YOUR TASK: Pick every line with "https" from the material below.

* * * * *

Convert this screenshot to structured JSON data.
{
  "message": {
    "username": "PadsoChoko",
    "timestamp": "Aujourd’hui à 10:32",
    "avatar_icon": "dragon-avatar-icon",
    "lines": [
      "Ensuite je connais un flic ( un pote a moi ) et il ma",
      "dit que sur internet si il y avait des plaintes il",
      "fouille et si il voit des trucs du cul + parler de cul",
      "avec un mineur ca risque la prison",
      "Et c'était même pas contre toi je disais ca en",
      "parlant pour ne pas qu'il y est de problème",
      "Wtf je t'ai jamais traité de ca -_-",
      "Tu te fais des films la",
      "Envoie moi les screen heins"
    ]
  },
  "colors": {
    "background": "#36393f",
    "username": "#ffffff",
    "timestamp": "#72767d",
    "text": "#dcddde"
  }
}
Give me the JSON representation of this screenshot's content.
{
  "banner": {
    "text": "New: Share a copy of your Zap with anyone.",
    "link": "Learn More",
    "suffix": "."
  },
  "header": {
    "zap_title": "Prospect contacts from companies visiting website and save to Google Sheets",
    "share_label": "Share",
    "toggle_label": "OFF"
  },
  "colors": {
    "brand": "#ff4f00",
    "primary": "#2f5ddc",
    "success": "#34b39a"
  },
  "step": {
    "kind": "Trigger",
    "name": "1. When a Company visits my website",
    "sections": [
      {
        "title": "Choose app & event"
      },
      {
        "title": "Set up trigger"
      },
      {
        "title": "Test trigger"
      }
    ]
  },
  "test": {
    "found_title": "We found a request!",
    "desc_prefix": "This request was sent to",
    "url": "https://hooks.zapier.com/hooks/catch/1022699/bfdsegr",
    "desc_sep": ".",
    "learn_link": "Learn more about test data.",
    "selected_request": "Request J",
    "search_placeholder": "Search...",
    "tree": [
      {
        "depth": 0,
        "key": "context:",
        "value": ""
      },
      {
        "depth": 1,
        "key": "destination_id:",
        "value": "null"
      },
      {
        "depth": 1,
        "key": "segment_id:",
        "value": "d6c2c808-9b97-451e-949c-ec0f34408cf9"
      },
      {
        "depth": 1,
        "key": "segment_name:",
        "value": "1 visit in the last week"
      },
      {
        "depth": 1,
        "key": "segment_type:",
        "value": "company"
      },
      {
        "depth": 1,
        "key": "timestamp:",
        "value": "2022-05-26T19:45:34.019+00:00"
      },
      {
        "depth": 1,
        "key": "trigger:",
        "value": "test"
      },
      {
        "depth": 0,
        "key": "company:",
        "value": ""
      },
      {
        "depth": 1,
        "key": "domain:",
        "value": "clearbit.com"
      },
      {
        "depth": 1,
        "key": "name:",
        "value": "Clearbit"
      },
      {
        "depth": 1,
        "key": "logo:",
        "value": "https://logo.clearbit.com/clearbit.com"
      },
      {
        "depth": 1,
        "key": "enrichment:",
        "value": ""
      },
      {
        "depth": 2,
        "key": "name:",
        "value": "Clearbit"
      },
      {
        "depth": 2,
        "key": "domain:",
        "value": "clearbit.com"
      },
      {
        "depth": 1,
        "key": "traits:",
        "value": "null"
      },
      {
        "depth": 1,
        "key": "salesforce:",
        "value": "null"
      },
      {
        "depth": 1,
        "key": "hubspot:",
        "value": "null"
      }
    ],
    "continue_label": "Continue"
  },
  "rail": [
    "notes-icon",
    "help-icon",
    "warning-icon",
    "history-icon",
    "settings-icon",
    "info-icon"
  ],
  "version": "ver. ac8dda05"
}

* * * * *

EXERCISE ANSWER:
    "url": "https://hooks.zapier.com/hooks/catch/1022699/bfdsegr",
        "value": "https://logo.clearbit.com/clearbit.com"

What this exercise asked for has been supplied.